* BEGIN Entries supplied *
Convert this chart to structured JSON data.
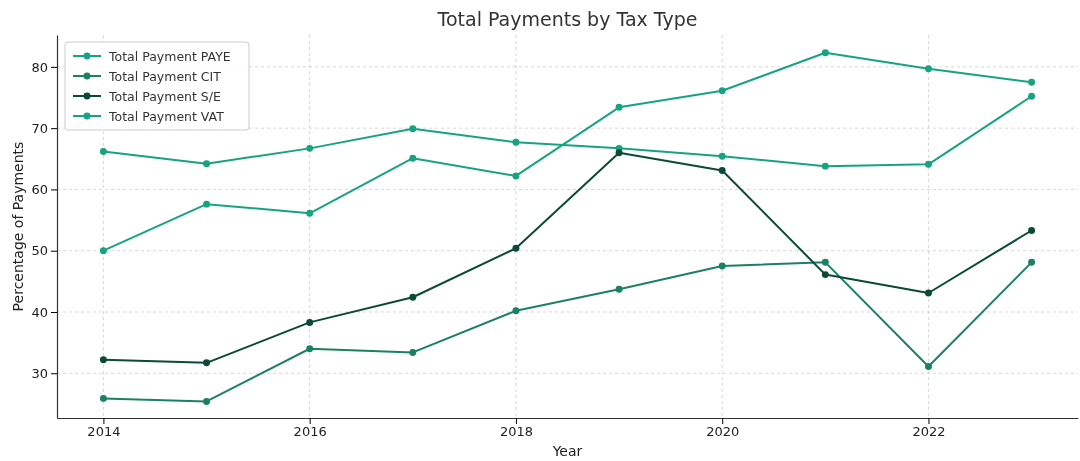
{
  "chart_data": {
    "type": "line",
    "title": "Total Payments by Tax Type",
    "xlabel": "Year",
    "ylabel": "Percentage of Payments",
    "x": [
      2014,
      2015,
      2016,
      2017,
      2018,
      2019,
      2020,
      2021,
      2022,
      2023
    ],
    "series": [
      {
        "name": "Total Payment PAYE",
        "color": "#17a382",
        "values": [
          66.2,
          64.2,
          66.7,
          69.9,
          67.7,
          66.7,
          65.4,
          63.8,
          64.1,
          75.2
        ]
      },
      {
        "name": "Total Payment CIT",
        "color": "#1b8064",
        "values": [
          25.9,
          25.4,
          34.0,
          33.4,
          40.2,
          43.7,
          47.5,
          48.1,
          31.1,
          48.1
        ]
      },
      {
        "name": "Total Payment S/E",
        "color": "#0b4a36",
        "values": [
          32.2,
          31.7,
          38.3,
          42.4,
          50.4,
          66.0,
          63.1,
          46.1,
          43.1,
          53.3
        ]
      },
      {
        "name": "Total Payment VAT",
        "color": "#17a382",
        "values": [
          50.0,
          57.6,
          56.1,
          65.1,
          62.2,
          73.4,
          76.1,
          82.3,
          79.7,
          77.5
        ]
      }
    ],
    "xlim": [
      2013.55,
      2023.45
    ],
    "xticks": [
      2014,
      2016,
      2018,
      2020,
      2022
    ],
    "ylim": [
      22.7,
      85.2
    ],
    "yticks": [
      30,
      40,
      50,
      60,
      70,
      80
    ],
    "grid": true,
    "legend": "top left",
    "marker": "circle",
    "line_style": "solid"
  }
}
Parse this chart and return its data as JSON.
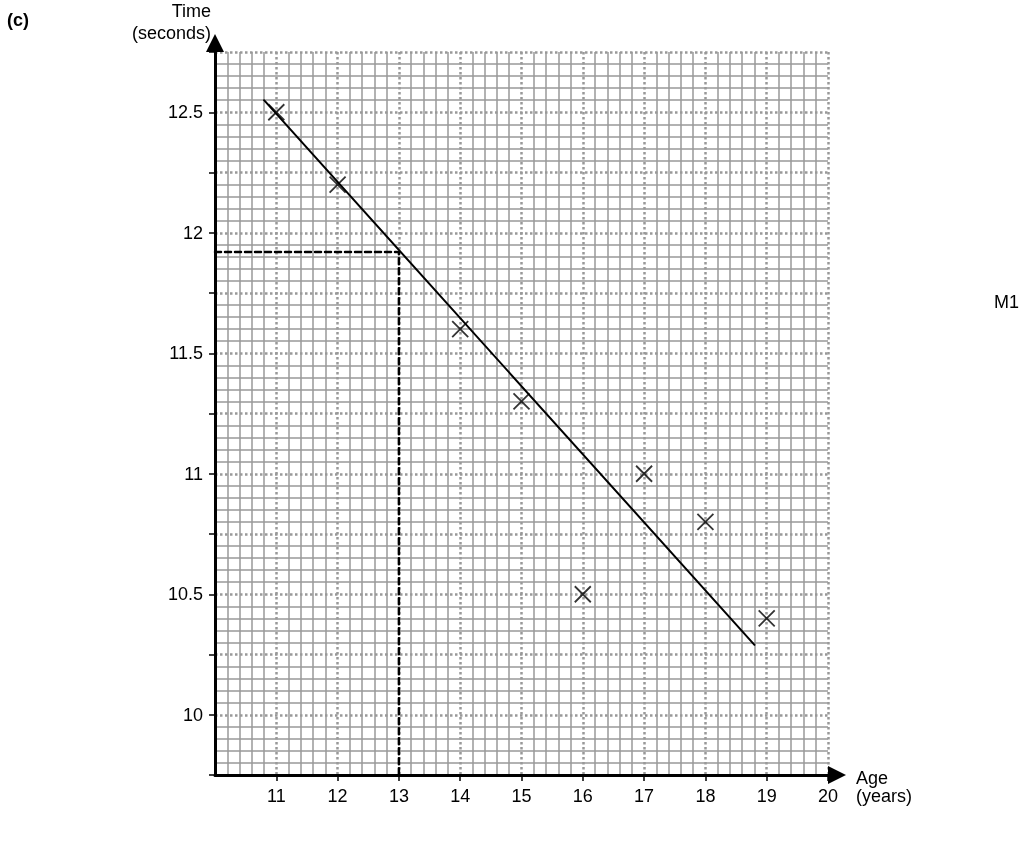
{
  "chart_data": {
    "type": "scatter",
    "title": "(c)",
    "xlabel": "Age\n(years)",
    "ylabel": "Time\n(seconds)",
    "annotations": [
      "M1"
    ],
    "xlim": [
      10,
      20
    ],
    "xticks": [
      11,
      12,
      13,
      14,
      15,
      16,
      17,
      18,
      19,
      20
    ],
    "ylim": [
      9.75,
      12.75
    ],
    "yticks": [
      {
        "value": 9.75,
        "label": null
      },
      10,
      {
        "value": 10.25,
        "label": null
      },
      10.5,
      {
        "value": 10.75,
        "label": null
      },
      11,
      {
        "value": 11.25,
        "label": null
      },
      11.5,
      {
        "value": 11.75,
        "label": null
      },
      12,
      {
        "value": 12.25,
        "label": null
      },
      12.5,
      {
        "value": 12.75,
        "label": null
      }
    ],
    "grid": true,
    "marker": "cross",
    "series": [
      {
        "type": "scatter",
        "color": "#000000",
        "x": [
          11,
          12,
          14,
          15,
          16,
          17,
          18,
          19
        ],
        "values": [
          12.5,
          12.2,
          11.6,
          11.3,
          10.5,
          11,
          10.8,
          10.4
        ]
      },
      {
        "type": "line",
        "color": "#000000",
        "marker": "none",
        "line_style": "solid",
        "x": [
          10.8,
          18.8
        ],
        "values": [
          12.55,
          10.29
        ]
      },
      {
        "type": "line",
        "color": "#000000",
        "marker": "none",
        "line_style": "dashed",
        "x": [
          10,
          13,
          13
        ],
        "values": [
          11.92,
          11.92,
          9.75
        ]
      }
    ]
  }
}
* END Entries supplied *
Reproduce every line exactly and omit all pictures.

Convert this chart to structured JSON data.
{
  "chart_data": {
    "type": "line",
    "title": "Total Payments by Tax Type",
    "xlabel": "Year",
    "ylabel": "Percentage of Payments",
    "x": [
      2014,
      2015,
      2016,
      2017,
      2018,
      2019,
      2020,
      2021,
      2022,
      2023
    ],
    "series": [
      {
        "name": "Total Payment PAYE",
        "color": "#17a382",
        "values": [
          66.2,
          64.2,
          66.7,
          69.9,
          67.7,
          66.7,
          65.4,
          63.8,
          64.1,
          75.2
        ]
      },
      {
        "name": "Total Payment CIT",
        "color": "#1b8064",
        "values": [
          25.9,
          25.4,
          34.0,
          33.4,
          40.2,
          43.7,
          47.5,
          48.1,
          31.1,
          48.1
        ]
      },
      {
        "name": "Total Payment S/E",
        "color": "#0b4a36",
        "values": [
          32.2,
          31.7,
          38.3,
          42.4,
          50.4,
          66.0,
          63.1,
          46.1,
          43.1,
          53.3
        ]
      },
      {
        "name": "Total Payment VAT",
        "color": "#17a382",
        "values": [
          50.0,
          57.6,
          56.1,
          65.1,
          62.2,
          73.4,
          76.1,
          82.3,
          79.7,
          77.5
        ]
      }
    ],
    "xlim": [
      2013.55,
      2023.45
    ],
    "xticks": [
      2014,
      2016,
      2018,
      2020,
      2022
    ],
    "ylim": [
      22.7,
      85.2
    ],
    "yticks": [
      30,
      40,
      50,
      60,
      70,
      80
    ],
    "grid": true,
    "legend": "top left",
    "marker": "circle",
    "line_style": "solid"
  }
}
Parse this chart and return its data as JSON.
{
  "chart_data": {
    "type": "scatter",
    "title": "(c)",
    "xlabel": "Age\n(years)",
    "ylabel": "Time\n(seconds)",
    "annotations": [
      "M1"
    ],
    "xlim": [
      10,
      20
    ],
    "xticks": [
      11,
      12,
      13,
      14,
      15,
      16,
      17,
      18,
      19,
      20
    ],
    "ylim": [
      9.75,
      12.75
    ],
    "yticks": [
      {
        "value": 9.75,
        "label": null
      },
      10,
      {
        "value": 10.25,
        "label": null
      },
      10.5,
      {
        "value": 10.75,
        "label": null
      },
      11,
      {
        "value": 11.25,
        "label": null
      },
      11.5,
      {
        "value": 11.75,
        "label": null
      },
      12,
      {
        "value": 12.25,
        "label": null
      },
      12.5,
      {
        "value": 12.75,
        "label": null
      }
    ],
    "grid": true,
    "marker": "cross",
    "series": [
      {
        "type": "scatter",
        "color": "#000000",
        "x": [
          11,
          12,
          14,
          15,
          16,
          17,
          18,
          19
        ],
        "values": [
          12.5,
          12.2,
          11.6,
          11.3,
          10.5,
          11,
          10.8,
          10.4
        ]
      },
      {
        "type": "line",
        "color": "#000000",
        "marker": "none",
        "line_style": "solid",
        "x": [
          10.8,
          18.8
        ],
        "values": [
          12.55,
          10.29
        ]
      },
      {
        "type": "line",
        "color": "#000000",
        "marker": "none",
        "line_style": "dashed",
        "x": [
          10,
          13,
          13
        ],
        "values": [
          11.92,
          11.92,
          9.75
        ]
      }
    ]
  }
}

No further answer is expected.